| DESCRIPTION OF THE TASK |
Pull every line that holds the word "Shooting" from the entries.

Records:

-------

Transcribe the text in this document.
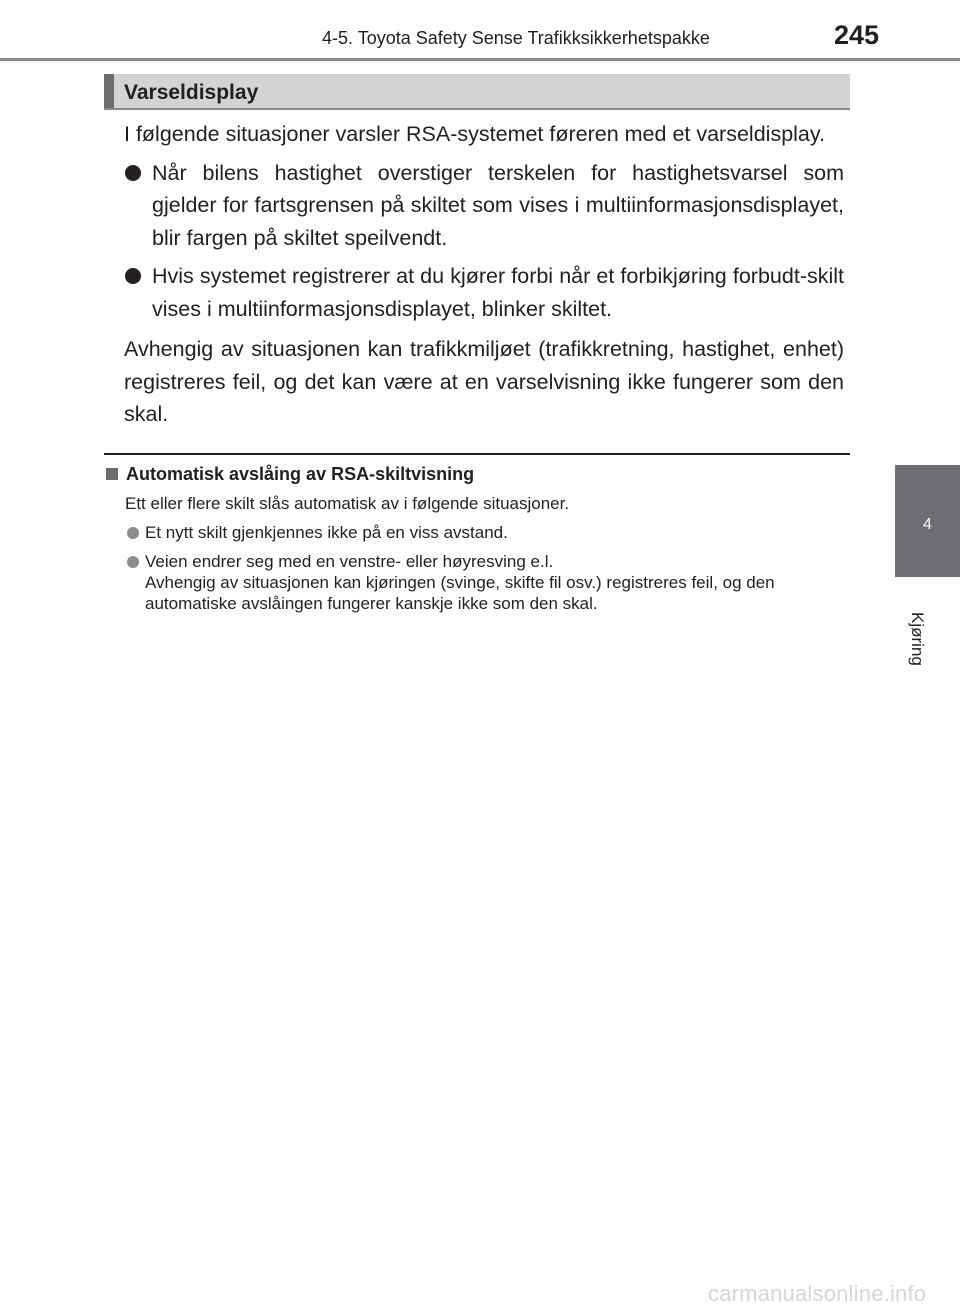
4-5. Toyota Safety Sense Trafikksikkerhetspakke	245
4
Kjøring
Varseldisplay

I følgende situasjoner varsler RSA-systemet føreren med et varseldisplay.

Når bilens hastighet overstiger terskelen for hastighetsvarsel som gjelder for fartsgrensen på skiltet som vises i multiinformasjonsdisplayet, blir fargen på skiltet speilvendt.
Hvis systemet registrerer at du kjører forbi når et forbikjøring forbudt-skilt vises i multiinformasjonsdisplayet, blinker skiltet.

Avhengig av situasjonen kan trafikkmiljøet (trafikkretning, hastighet, enhet) registreres feil, og det kan være at en varselvisning ikke fungerer som den skal.

Automatisk avslåing av RSA-skiltvisning

Ett eller flere skilt slås automatisk av i følgende situasjoner.

Et nytt skilt gjenkjennes ikke på en viss avstand.
Veien endrer seg med en venstre- eller høyresving e.l.
Avhengig av situasjonen kan kjøringen (svinge, skifte fil osv.) registreres feil, og den automatiske avslåingen fungerer kanskje ikke som den skal.
carmanualsonline.info
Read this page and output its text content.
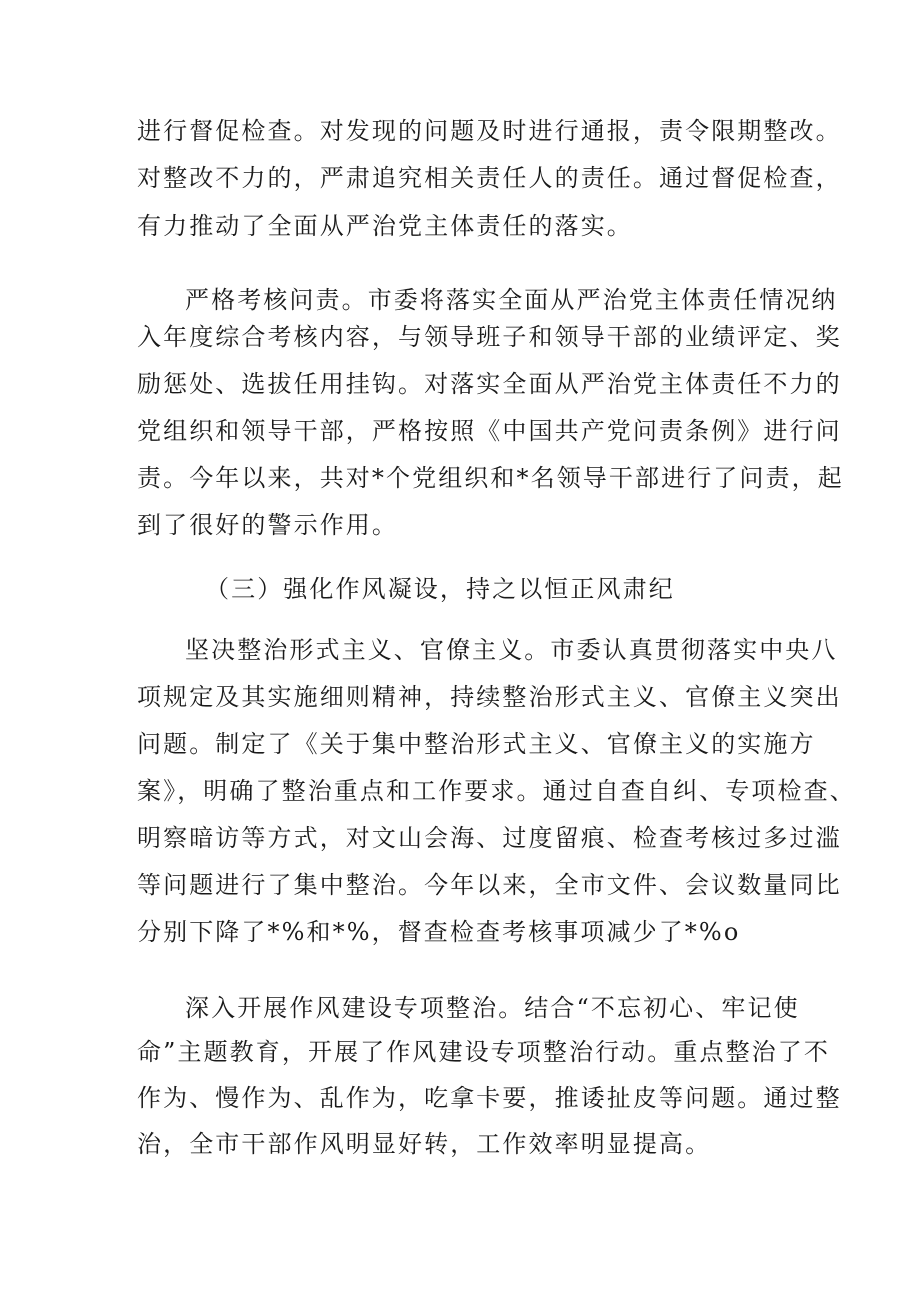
进行督促检查。对发现的问题及时进行通报，责令限期整改。
对整改不力的，严肃追究相关责任人的责任。通过督促检查，
有力推动了全面从严治党主体责任的落实。
严格考核问责。市委将落实全面从严治党主体责任情况纳
入年度综合考核内容，与领导班子和领导干部的业绩评定、奖
励惩处、选拔任用挂钩。对落实全面从严治党主体责任不力的
党组织和领导干部，严格按照《中国共产党问责条例》进行问
责。今年以来，共对*个党组织和*名领导干部进行了问责，起
到了很好的警示作用。
（三）强化作风凝设，持之以恒正风肃纪
坚决整治形式主义、官僚主义。市委认真贯彻落实中央八
项规定及其实施细则精神，持续整治形式主义、官僚主义突出
问题。制定了《关于集中整治形式主义、官僚主义的实施方
案》，明确了整治重点和工作要求。通过自查自纠、专项检查、
明察暗访等方式，对文山会海、过度留痕、检查考核过多过滥
等问题进行了集中整治。今年以来，全市文件、会议数量同比
分别下降了*%和*%，督查检查考核事项减少了*%o
深入开展作风建设专项整治。结合“不忘初心、牢记使
命”主题教育，开展了作风建设专项整治行动。重点整治了不
作为、慢作为、乱作为，吃拿卡要，推诿扯皮等问题。通过整
治，全市干部作风明显好转，工作效率明显提高。
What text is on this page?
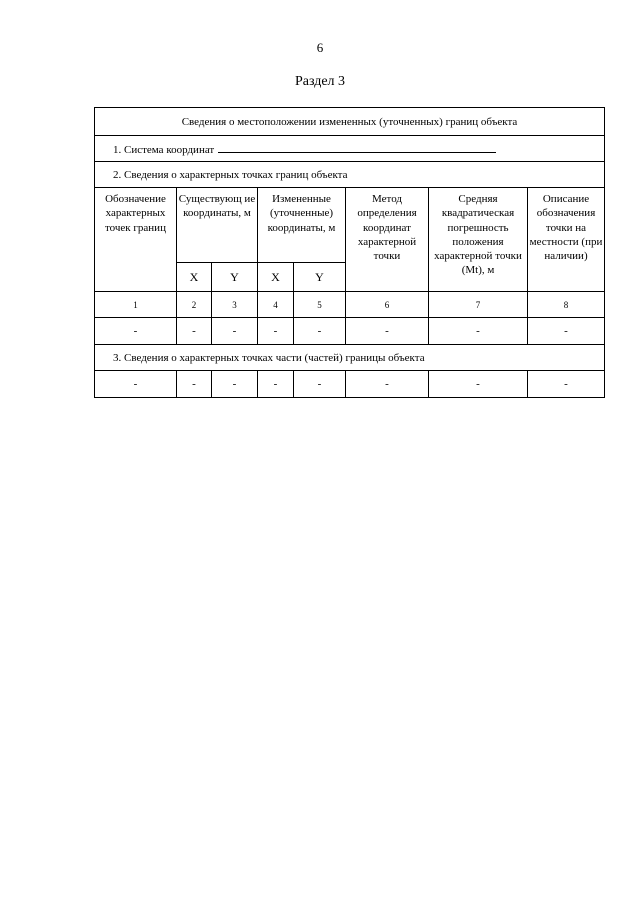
6
Раздел 3
Сведения о местоположении измененных (уточненных) границ объекта							
1. Система координат							
2. Сведения о характерных точках границ объекта							
Обозначение характерных точек границ	Существующ ие координаты, м		Измененные (уточненные) координаты, м		Метод определения координат характерной точки	Средняя квадратическая погрешность положения характерной точки (Mt), м	Описание обозначения точки на местности (при наличии)
	X	Y	X	Y			
1	2	3	4	5	6	7	8
-	-	-	-	-	-	-	-
3. Сведения о характерных точках части (частей) границы объекта							
-	-	-	-	-	-	-	-
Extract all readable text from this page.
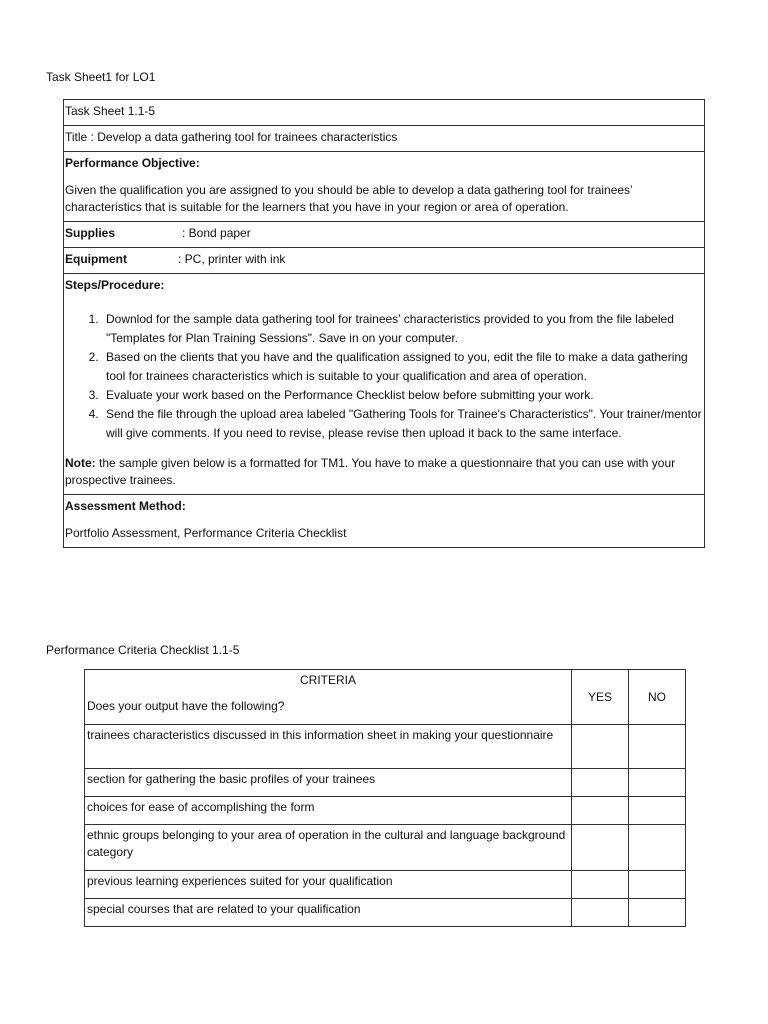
Task Sheet1 for LO1

Task Sheet 1.1-5

Title : Develop a data gathering tool for trainees characteristics

Performance Objective:

Given the qualification you are assigned to you should be able to develop a data gathering tool for trainees’ characteristics that is suitable for the learners that you have in your region or area of operation.

Supplies	: Bond paper

Equipment	: PC, printer with ink

Steps/Procedure:

1. Downlod for the sample data gathering tool for trainees’ characteristics provided to you from the file labeled "Templates for Plan Training Sessions". Save in on your computer.
2. Based on the clients that you have and the qualification assigned to you, edit the file to make a data gathering tool for trainees characteristics which is suitable to your qualification and area of operation.
3. Evaluate your work based on the Performance Checklist below before submitting your work.
4. Send the file through the upload area labeled "Gathering Tools for Trainee's Characteristics". Your trainer/mentor will give comments. If you need to revise, please revise then upload it back to the same interface.

Note: the sample given below is a formatted for TM1. You have to make a questionnaire that you can use with your prospective trainees.

Assessment Method:

Portfolio Assessment, Performance Criteria Checklist

Performance Criteria Checklist 1.1-5
CRITERIA
Does your output have the following?	YES	NO
trainees characteristics discussed in this information sheet in making your questionnaire		
section for gathering the basic profiles of your trainees		
choices for ease of accomplishing the form		
ethnic groups belonging to your area of operation in the cultural and language background category		
previous learning experiences suited for your qualification		
special courses that are related to your qualification		
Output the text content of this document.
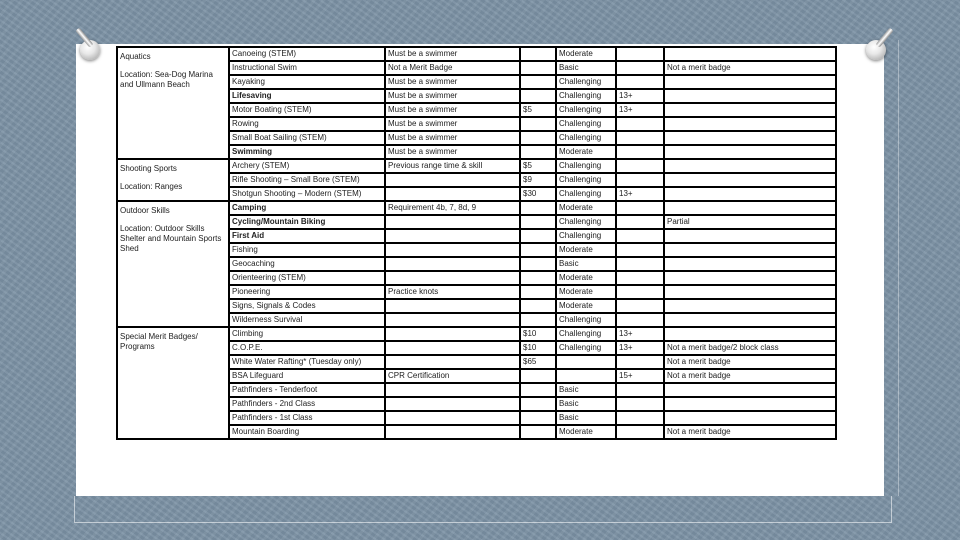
Aquatics
Location: Sea-Dog Marina and Ullmann Beach	Canoeing (STEM)	Must be a swimmer		Moderate		
	Instructional Swim	Not a Merit Badge		Basic		Not a merit badge
	Kayaking	Must be a swimmer		Challenging		
	Lifesaving	Must be a swimmer		Challenging	13+	
	Motor Boating (STEM)	Must be a swimmer	$5	Challenging	13+	
	Rowing	Must be a swimmer		Challenging		
	Small Boat Sailing (STEM)	Must be a swimmer		Challenging		
	Swimming	Must be a swimmer		Moderate		
Shooting Sports
Location: Ranges	Archery (STEM)	Previous range time & skill	$5	Challenging		
	Rifle Shooting – Small Bore (STEM)		$9	Challenging		
	Shotgun Shooting – Modern (STEM)		$30	Challenging	13+	
Outdoor Skills
Location: Outdoor Skills Shelter and Mountain Sports Shed	Camping	Requirement 4b, 7, 8d, 9		Moderate		
	Cycling/Mountain Biking			Challenging		Partial
	First Aid			Challenging		
	Fishing			Moderate		
	Geocaching			Basic		
	Orienteering (STEM)			Moderate		
	Pioneering	Practice knots		Moderate		
	Signs, Signals & Codes			Moderate		
	Wilderness Survival			Challenging		
Special Merit Badges/ Programs	Climbing		$10	Challenging	13+	
	C.O.P.E.		$10	Challenging	13+	Not a merit badge/2 block class
	White Water Rafting* (Tuesday only)		$65			Not a merit badge
	BSA Lifeguard	CPR Certification			15+	Not a merit badge
	Pathfinders - Tenderfoot			Basic		
	Pathfinders - 2nd Class			Basic		
	Pathfinders - 1st Class			Basic		
	Mountain Boarding			Moderate		Not a merit badge
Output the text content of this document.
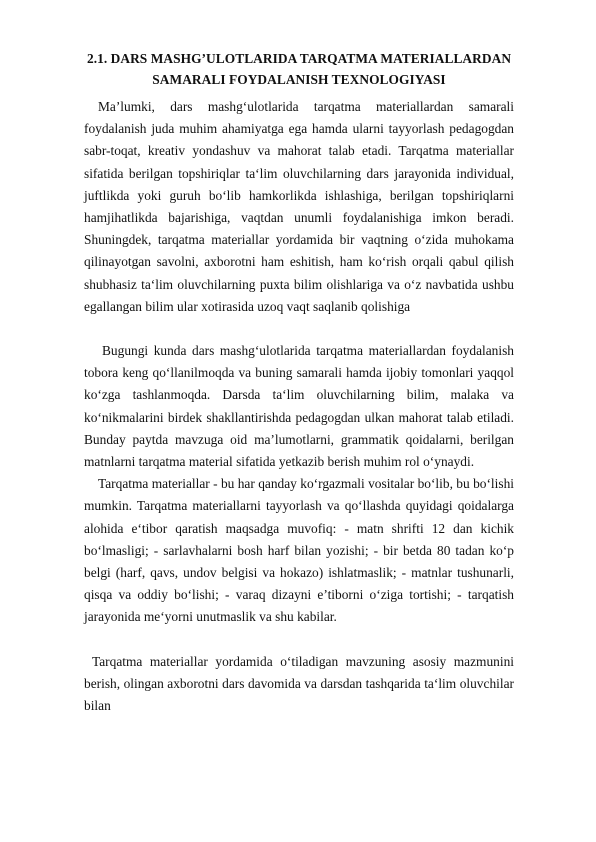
2.1. DARS MASHG’ULOTLARIDA TARQATMA MATERIALLARDAN
SAMARALI FOYDALANISH TEXNOLOGIYASI

Ma’lumki, dars mashg‘ulotlarida tarqatma materiallardan samarali foydalanish juda muhim ahamiyatga ega hamda ularni tayyorlash pedagogdan sabr-toqat, kreativ yondashuv va mahorat talab etadi. Tarqatma materiallar sifatida berilgan topshiriqlar ta‘lim oluvchilarning dars jarayonida individual, juftlikda yoki guruh bo‘lib hamkorlikda ishlashiga, berilgan topshiriqlarni hamjihatlikda bajarishiga, vaqtdan unumli foydalanishiga imkon beradi. Shuningdek, tarqatma materiallar yordamida bir vaqtning o‘zida muhokama qilinayotgan savolni, axborotni ham eshitish, ham ko‘rish orqali qabul qilish shubhasiz ta‘lim oluvchilarning puxta bilim olishlariga va o‘z navbatida ushbu egallangan bilim ular xotirasida uzoq vaqt saqlanib qolishiga

Bugungi kunda dars mashg‘ulotlarida tarqatma materiallardan foydalanish tobora keng qo‘llanilmoqda va buning samarali hamda ijobiy tomonlari yaqqol ko‘zga tashlanmoqda. Darsda ta‘lim oluvchilarning bilim, malaka va ko‘nikmalarini birdek shakllantirishda pedagogdan ulkan mahorat talab etiladi. Bunday paytda mavzuga oid ma’lumotlarni, grammatik qoidalarni, berilgan matnlarni tarqatma material sifatida yetkazib berish muhim rol o‘ynaydi.

Tarqatma materiallar - bu har qanday ko‘rgazmali vositalar bo‘lib, bu bo‘lishi mumkin. Tarqatma materiallarni tayyorlash va qo‘llashda quyidagi qoidalarga alohida e‘tibor qaratish maqsadga muvofiq: - matn shrifti 12 dan kichik bo‘lmasligi; - sarlavhalarni bosh harf bilan yozishi; - bir betda 80 tadan ko‘p belgi (harf, qavs, undov belgisi va hokazo) ishlatmaslik; - matnlar tushunarli, qisqa va oddiy bo‘lishi; - varaq dizayni e’tiborni o‘ziga tortishi; - tarqatish jarayonida me‘yorni unutmaslik va shu kabilar.

Tarqatma materiallar yordamida o‘tiladigan mavzuning asosiy mazmunini berish, olingan axborotni dars davomida va darsdan tashqarida ta‘lim oluvchilar bilan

-------

| THE ANSWER |
Shooting Sports
	Rifle Shooting – Small Bore (STEM)		$9	Challenging		
	Shotgun Shooting – Modern (STEM)		$30	Challenging	13+	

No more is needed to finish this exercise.